• _DIRECTION_
Please give the listing again in its entirety, exactly as written.

• _SOURCE DATA_
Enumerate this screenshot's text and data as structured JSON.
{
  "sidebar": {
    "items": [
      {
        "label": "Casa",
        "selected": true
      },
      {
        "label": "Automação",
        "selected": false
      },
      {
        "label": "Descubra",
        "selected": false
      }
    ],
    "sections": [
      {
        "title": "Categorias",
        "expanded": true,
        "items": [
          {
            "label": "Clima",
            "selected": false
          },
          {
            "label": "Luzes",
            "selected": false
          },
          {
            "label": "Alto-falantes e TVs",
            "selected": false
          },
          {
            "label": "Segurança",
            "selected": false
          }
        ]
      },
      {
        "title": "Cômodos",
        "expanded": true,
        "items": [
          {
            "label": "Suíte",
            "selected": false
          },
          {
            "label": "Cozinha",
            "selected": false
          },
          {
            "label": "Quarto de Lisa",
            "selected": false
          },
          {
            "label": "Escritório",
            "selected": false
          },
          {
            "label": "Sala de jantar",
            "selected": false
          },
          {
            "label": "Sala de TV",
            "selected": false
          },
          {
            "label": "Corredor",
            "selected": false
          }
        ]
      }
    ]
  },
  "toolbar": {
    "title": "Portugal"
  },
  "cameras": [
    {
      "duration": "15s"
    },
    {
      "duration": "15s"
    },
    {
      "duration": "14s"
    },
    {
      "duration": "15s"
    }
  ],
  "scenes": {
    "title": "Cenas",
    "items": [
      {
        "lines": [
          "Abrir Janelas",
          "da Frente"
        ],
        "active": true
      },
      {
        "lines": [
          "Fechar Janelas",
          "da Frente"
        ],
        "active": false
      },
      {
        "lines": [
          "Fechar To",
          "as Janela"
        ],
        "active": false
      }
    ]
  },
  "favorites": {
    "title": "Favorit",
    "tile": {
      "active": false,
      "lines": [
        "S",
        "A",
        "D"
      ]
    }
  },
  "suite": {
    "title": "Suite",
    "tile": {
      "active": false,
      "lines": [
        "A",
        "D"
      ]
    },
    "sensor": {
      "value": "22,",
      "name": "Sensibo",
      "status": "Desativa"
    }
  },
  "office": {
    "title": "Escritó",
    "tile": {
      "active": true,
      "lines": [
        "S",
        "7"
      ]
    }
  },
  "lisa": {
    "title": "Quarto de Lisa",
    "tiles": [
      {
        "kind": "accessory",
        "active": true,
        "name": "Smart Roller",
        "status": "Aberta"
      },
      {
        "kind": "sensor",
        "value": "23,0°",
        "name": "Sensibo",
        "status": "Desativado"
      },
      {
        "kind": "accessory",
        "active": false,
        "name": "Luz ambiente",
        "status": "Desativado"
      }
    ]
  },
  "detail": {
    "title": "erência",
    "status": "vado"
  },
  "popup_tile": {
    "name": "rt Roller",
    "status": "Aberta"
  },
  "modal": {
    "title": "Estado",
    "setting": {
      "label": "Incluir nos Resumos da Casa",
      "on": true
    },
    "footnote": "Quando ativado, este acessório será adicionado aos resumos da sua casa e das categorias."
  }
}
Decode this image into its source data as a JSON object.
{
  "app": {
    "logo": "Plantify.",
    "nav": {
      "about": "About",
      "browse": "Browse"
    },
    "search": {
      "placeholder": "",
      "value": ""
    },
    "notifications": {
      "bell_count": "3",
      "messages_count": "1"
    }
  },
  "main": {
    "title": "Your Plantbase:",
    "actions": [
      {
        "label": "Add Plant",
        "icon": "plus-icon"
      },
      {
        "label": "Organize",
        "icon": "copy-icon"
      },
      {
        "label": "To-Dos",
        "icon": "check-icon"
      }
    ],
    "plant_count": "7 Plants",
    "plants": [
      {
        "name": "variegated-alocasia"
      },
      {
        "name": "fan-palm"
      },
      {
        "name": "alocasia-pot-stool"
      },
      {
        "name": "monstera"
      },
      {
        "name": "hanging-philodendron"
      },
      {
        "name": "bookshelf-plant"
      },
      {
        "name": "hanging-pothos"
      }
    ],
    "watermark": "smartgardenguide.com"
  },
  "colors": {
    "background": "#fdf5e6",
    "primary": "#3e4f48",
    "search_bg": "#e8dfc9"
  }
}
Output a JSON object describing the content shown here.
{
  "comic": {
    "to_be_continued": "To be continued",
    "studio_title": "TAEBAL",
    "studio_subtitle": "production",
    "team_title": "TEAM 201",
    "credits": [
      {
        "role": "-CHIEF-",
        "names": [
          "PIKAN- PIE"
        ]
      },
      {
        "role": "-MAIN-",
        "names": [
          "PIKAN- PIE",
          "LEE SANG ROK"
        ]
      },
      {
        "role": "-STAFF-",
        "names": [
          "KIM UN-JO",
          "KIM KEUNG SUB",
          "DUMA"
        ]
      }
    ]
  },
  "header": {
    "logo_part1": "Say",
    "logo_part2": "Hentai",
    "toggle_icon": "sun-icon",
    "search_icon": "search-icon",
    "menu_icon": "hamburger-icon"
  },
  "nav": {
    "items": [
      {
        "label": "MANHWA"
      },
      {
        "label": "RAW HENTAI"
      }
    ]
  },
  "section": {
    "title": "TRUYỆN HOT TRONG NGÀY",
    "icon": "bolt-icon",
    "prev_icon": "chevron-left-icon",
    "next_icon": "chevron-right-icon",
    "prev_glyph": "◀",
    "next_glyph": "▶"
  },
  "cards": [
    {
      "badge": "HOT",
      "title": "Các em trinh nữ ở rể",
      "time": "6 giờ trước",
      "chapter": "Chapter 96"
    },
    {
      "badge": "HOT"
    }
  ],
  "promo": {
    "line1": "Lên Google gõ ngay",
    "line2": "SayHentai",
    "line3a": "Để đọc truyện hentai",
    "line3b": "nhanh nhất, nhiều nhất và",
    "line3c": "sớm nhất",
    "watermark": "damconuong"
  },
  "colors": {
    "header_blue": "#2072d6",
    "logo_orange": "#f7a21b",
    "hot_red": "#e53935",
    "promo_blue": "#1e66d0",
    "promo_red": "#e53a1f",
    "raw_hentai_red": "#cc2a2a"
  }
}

• _SOLUTION FOR THIS EXERCISE_
Enumerate this screenshot's text and data as structured JSON.
{
  "sidebar": {
    "items": [
      {
        "label": "Casa",
        "selected": true
      },
      {
        "label": "Automação",
        "selected": false
      },
      {
        "label": "Descubra",
        "selected": false
      }
    ],
    "sections": [
      {
        "title": "Categorias",
        "expanded": true,
        "items": [
          {
            "label": "Clima",
            "selected": false
          },
          {
            "label": "Luzes",
            "selected": false
          },
          {
            "label": "Alto-falantes e TVs",
            "selected": false
          },
          {
            "label": "Segurança",
            "selected": false
          }
        ]
      },
      {
        "title": "Cômodos",
        "expanded": true,
        "items": [
          {
            "label": "Suíte",
            "selected": false
          },
          {
            "label": "Cozinha",
            "selected": false
          },
          {
            "label": "Quarto de Lisa",
            "selected": false
          },
          {
            "label": "Escritório",
            "selected": false
          },
          {
            "label": "Sala de jantar",
            "selected": false
          },
          {
            "label": "Sala de TV",
            "selected": false
          },
          {
            "label": "Corredor",
            "selected": false
          }
        ]
      }
    ]
  },
  "toolbar": {
    "title": "Portugal"
  },
  "cameras": [
    {
      "duration": "15s"
    },
    {
      "duration": "15s"
    },
    {
      "duration": "14s"
    },
    {
      "duration": "15s"
    }
  ],
  "scenes": {
    "title": "Cenas",
    "items": [
      {
        "lines": [
          "Abrir Janelas",
          "da Frente"
        ],
        "active": true
      },
      {
        "lines": [
          "Fechar Janelas",
          "da Frente"
        ],
        "active": false
      },
      {
        "lines": [
          "Fechar To",
          "as Janela"
        ],
        "active": false
      }
    ]
  },
  "favorites": {
    "title": "Favorit",
    "tile": {
      "active": false,
      "lines": [
        "S",
        "A",
        "D"
      ]
    }
  },
  "suite": {
    "title": "Suite",
    "tile": {
      "active": false,
      "lines": [
        "A",
        "D"
      ]
    },
    "sensor": {
      "value": "22,",
      "name": "Sensibo",
      "status": "Desativa"
    }
  },
  "office": {
    "title": "Escritó",
    "tile": {
      "active": true,
      "lines": [
        "S",
        "7"
      ]
    }
  },
  "lisa": {
    "title": "Quarto de Lisa",
    "tiles": [
      {
        "kind": "accessory",
        "active": true,
        "name": "Smart Roller",
        "status": "Aberta"
      },
      {
        "kind": "sensor",
        "value": "23,0°",
        "name": "Sensibo",
        "status": "Desativado"
      },
      {
        "kind": "accessory",
        "active": false,
        "name": "Luz ambiente",
        "status": "Desativado"
      }
    ]
  },
  "detail": {
    "title": "erência",
    "status": "vado"
  },
  "popup_tile": {
    "name": "rt Roller",
    "status": "Aberta"
  },
  "modal": {
    "title": "Estado",
    "setting": {
      "label": "Incluir nos Resumos da Casa",
      "on": true
    },
    "footnote": "Quando ativado, este acessório será adicionado aos resumos da sua casa e das categorias."
  }
}
Decode this image into its source data as a JSON object.
{
  "app": {
    "logo": "Plantify.",
    "nav": {
      "about": "About",
      "browse": "Browse"
    },
    "search": {
      "placeholder": "",
      "value": ""
    },
    "notifications": {
      "bell_count": "3",
      "messages_count": "1"
    }
  },
  "main": {
    "title": "Your Plantbase:",
    "actions": [
      {
        "label": "Add Plant",
        "icon": "plus-icon"
      },
      {
        "label": "Organize",
        "icon": "copy-icon"
      },
      {
        "label": "To-Dos",
        "icon": "check-icon"
      }
    ],
    "plant_count": "7 Plants",
    "plants": [
      {
        "name": "variegated-alocasia"
      },
      {
        "name": "fan-palm"
      },
      {
        "name": "alocasia-pot-stool"
      },
      {
        "name": "monstera"
      },
      {
        "name": "hanging-philodendron"
      },
      {
        "name": "bookshelf-plant"
      },
      {
        "name": "hanging-pothos"
      }
    ],
    "watermark": "smartgardenguide.com"
  },
  "colors": {
    "background": "#fdf5e6",
    "primary": "#3e4f48",
    "search_bg": "#e8dfc9"
  }
}
Output a JSON object describing the content shown here.
{
  "comic": {
    "to_be_continued": "To be continued",
    "studio_title": "TAEBAL",
    "studio_subtitle": "production",
    "team_title": "TEAM 201",
    "credits": [
      {
        "role": "-CHIEF-",
        "names": [
          "PIKAN- PIE"
        ]
      },
      {
        "role": "-MAIN-",
        "names": [
          "PIKAN- PIE",
          "LEE SANG ROK"
        ]
      },
      {
        "role": "-STAFF-",
        "names": [
          "KIM UN-JO",
          "KIM KEUNG SUB",
          "DUMA"
        ]
      }
    ]
  },
  "header": {
    "logo_part1": "Say",
    "logo_part2": "Hentai",
    "toggle_icon": "sun-icon",
    "search_icon": "search-icon",
    "menu_icon": "hamburger-icon"
  },
  "nav": {
    "items": [
      {
        "label": "MANHWA"
      },
      {
        "label": "RAW HENTAI"
      }
    ]
  },
  "section": {
    "title": "TRUYỆN HOT TRONG NGÀY",
    "icon": "bolt-icon",
    "prev_icon": "chevron-left-icon",
    "next_icon": "chevron-right-icon",
    "prev_glyph": "◀",
    "next_glyph": "▶"
  },
  "cards": [
    {
      "badge": "HOT",
      "title": "Các em trinh nữ ở rể",
      "time": "6 giờ trước",
      "chapter": "Chapter 96"
    },
    {
      "badge": "HOT"
    }
  ],
  "promo": {
    "line1": "Lên Google gõ ngay",
    "line2": "SayHentai",
    "line3a": "Để đọc truyện hentai",
    "line3b": "nhanh nhất, nhiều nhất và",
    "line3c": "sớm nhất",
    "watermark": "damconuong"
  },
  "colors": {
    "header_blue": "#2072d6",
    "logo_orange": "#f7a21b",
    "hot_red": "#e53935",
    "promo_blue": "#1e66d0",
    "promo_red": "#e53a1f",
    "raw_hentai_red": "#cc2a2a"
  }
}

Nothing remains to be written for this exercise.